[Dataset rows]

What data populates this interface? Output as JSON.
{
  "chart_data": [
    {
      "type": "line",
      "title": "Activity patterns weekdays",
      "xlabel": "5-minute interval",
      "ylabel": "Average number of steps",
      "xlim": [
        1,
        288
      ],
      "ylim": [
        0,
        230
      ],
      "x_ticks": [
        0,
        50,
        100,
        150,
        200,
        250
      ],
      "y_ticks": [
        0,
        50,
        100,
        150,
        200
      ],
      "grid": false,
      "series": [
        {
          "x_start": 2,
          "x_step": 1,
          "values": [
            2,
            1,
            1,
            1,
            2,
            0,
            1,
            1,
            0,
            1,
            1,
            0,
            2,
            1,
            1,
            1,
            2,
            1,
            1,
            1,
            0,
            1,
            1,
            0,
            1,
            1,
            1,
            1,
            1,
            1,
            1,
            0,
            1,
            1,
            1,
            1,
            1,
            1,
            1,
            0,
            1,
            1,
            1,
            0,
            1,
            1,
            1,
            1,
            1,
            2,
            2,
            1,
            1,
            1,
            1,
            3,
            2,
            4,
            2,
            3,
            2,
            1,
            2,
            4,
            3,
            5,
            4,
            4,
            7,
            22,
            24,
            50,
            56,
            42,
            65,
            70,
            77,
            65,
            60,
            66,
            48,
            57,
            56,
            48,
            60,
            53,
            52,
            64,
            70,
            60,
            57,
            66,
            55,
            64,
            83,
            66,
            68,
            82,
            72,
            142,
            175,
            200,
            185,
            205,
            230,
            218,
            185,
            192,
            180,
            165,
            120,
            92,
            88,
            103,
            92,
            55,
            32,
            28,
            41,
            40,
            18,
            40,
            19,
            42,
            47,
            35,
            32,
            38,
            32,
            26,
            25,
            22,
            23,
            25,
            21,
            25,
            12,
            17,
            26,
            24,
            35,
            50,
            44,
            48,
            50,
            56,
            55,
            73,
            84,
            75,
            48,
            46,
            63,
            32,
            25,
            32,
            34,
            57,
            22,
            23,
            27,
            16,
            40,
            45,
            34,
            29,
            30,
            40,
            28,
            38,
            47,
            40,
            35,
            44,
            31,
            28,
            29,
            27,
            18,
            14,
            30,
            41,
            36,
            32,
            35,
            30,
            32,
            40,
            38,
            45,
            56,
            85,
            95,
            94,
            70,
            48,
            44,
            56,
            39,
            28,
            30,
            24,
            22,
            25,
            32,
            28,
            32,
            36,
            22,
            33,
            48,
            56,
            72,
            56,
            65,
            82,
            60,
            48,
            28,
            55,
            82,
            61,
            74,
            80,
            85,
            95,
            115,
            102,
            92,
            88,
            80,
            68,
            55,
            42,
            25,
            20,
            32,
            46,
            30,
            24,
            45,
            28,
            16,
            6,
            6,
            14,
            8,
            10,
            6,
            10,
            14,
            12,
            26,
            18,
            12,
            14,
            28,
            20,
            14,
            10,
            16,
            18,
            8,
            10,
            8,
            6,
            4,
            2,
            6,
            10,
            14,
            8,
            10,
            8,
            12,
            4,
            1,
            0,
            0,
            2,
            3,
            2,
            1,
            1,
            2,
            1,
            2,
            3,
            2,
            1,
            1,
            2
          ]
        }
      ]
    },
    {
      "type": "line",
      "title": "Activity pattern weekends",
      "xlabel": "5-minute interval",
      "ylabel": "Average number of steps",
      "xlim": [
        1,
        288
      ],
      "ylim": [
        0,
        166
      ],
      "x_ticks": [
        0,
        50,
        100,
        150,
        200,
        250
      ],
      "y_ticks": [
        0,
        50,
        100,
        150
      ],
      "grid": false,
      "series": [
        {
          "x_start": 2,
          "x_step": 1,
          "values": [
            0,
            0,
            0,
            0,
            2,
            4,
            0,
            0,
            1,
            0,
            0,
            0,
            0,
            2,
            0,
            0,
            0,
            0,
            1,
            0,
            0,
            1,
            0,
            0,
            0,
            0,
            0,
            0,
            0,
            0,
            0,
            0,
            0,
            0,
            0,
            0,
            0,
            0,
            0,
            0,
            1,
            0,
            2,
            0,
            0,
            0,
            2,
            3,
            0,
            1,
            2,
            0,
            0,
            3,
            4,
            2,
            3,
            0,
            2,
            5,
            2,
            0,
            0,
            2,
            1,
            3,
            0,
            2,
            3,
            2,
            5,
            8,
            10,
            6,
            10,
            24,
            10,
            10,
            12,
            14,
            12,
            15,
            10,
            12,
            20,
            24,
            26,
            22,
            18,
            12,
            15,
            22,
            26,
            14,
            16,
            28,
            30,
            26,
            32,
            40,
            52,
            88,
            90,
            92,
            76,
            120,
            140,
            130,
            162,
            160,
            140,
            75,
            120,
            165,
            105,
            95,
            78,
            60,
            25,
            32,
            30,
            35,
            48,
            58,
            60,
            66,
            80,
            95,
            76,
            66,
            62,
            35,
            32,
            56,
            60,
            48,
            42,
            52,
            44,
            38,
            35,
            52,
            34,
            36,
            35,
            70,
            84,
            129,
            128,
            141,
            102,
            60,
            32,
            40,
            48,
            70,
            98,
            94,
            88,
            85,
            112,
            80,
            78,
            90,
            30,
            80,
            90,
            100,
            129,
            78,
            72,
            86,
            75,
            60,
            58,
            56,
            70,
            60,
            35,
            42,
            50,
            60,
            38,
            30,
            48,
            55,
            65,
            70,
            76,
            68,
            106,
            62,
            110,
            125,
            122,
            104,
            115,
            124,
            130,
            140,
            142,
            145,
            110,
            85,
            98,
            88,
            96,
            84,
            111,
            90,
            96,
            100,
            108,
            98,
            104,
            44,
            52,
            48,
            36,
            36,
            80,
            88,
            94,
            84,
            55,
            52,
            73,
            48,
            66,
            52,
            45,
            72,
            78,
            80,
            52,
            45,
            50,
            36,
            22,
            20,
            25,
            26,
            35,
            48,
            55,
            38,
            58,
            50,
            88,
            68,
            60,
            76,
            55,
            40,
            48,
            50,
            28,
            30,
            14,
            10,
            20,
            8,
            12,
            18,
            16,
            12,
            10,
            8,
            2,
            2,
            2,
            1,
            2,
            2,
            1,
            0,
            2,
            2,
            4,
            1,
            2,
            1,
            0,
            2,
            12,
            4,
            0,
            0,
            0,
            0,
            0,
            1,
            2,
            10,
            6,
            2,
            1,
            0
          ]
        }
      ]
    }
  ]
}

* * *

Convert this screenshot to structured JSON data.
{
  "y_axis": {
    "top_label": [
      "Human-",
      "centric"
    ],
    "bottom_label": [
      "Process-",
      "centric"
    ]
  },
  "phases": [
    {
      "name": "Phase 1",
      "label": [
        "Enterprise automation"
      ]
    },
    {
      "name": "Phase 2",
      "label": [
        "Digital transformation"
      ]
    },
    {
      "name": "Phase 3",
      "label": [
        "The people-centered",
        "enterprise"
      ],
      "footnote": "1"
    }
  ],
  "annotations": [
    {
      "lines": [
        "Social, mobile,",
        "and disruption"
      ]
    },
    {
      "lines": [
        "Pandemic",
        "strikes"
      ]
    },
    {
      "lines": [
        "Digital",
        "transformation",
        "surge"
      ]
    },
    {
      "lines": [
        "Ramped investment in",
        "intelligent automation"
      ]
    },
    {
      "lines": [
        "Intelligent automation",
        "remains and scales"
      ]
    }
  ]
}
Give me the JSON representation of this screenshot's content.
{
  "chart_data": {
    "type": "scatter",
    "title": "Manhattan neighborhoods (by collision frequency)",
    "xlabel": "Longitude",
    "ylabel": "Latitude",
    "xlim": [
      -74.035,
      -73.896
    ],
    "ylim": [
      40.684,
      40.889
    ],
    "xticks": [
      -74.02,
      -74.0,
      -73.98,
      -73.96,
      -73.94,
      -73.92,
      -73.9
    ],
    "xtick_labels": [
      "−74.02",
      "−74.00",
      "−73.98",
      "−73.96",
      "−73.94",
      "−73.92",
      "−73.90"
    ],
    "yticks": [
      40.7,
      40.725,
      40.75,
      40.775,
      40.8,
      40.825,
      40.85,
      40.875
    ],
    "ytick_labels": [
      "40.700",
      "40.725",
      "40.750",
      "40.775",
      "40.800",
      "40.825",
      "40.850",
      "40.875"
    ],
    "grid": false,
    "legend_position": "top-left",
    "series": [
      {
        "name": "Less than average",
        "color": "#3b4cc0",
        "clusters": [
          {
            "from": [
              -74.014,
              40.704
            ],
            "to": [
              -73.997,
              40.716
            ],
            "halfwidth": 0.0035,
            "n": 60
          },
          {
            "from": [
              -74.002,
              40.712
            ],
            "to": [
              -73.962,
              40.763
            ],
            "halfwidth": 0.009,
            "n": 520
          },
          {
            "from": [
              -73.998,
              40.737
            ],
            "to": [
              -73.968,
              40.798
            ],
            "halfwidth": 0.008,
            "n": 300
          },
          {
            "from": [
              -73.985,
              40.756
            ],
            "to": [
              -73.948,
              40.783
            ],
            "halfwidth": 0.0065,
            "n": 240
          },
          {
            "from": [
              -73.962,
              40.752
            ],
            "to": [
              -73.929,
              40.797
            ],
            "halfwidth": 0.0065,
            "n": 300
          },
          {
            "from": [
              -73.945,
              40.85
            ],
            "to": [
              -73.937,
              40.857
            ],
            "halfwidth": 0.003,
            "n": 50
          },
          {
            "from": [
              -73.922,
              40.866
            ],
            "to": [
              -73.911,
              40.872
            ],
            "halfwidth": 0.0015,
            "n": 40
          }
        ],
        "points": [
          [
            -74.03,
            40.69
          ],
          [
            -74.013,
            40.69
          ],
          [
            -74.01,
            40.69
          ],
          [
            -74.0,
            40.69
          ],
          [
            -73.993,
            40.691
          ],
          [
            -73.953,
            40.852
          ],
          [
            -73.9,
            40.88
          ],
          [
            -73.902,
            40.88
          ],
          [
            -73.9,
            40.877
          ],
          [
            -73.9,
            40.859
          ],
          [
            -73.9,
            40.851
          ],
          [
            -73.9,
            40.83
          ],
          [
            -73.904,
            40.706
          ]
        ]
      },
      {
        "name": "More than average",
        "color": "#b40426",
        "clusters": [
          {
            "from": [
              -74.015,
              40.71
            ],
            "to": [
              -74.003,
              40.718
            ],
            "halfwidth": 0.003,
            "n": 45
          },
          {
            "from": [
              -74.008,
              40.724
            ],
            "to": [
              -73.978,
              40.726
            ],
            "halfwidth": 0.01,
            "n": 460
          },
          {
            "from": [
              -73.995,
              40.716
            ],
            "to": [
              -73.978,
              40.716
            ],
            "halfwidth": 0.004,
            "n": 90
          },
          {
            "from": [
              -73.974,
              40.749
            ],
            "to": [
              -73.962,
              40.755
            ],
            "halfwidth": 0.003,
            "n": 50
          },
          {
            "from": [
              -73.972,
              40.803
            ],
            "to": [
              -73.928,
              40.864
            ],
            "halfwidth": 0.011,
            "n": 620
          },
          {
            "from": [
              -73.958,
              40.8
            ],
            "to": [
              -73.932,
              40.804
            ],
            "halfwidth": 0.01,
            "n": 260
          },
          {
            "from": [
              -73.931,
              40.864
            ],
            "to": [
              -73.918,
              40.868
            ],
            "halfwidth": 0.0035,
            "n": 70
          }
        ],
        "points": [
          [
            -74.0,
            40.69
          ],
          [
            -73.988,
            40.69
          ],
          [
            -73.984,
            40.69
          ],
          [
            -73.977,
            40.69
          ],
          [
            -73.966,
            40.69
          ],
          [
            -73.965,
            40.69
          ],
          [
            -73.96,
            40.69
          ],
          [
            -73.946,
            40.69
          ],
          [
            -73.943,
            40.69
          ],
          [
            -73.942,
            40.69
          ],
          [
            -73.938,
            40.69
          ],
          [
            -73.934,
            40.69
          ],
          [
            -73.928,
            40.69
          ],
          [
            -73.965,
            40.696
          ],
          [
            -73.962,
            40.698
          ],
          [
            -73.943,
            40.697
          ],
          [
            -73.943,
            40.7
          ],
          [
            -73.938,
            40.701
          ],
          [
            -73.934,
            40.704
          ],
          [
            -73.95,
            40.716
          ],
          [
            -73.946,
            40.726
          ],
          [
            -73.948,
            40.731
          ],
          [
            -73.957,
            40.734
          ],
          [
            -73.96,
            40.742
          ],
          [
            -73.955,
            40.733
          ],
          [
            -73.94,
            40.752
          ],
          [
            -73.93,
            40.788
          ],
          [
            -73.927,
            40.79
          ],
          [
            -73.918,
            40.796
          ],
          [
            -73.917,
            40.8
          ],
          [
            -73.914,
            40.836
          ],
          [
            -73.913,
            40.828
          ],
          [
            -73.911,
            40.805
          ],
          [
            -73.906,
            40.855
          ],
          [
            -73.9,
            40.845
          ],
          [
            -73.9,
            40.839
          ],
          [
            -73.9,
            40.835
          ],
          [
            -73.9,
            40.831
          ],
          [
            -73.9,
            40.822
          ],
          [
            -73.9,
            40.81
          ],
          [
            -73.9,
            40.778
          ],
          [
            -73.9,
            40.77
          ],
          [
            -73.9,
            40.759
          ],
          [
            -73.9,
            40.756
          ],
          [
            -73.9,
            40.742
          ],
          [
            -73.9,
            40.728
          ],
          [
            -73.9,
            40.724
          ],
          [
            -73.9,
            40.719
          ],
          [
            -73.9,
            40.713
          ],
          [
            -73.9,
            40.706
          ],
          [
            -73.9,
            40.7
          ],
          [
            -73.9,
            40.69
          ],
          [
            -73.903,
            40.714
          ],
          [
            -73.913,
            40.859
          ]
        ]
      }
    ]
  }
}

# Exercise:
Collect the lines that hold "transformation".

# Response to this exercise:
        "Digital transformation"
        "transformation",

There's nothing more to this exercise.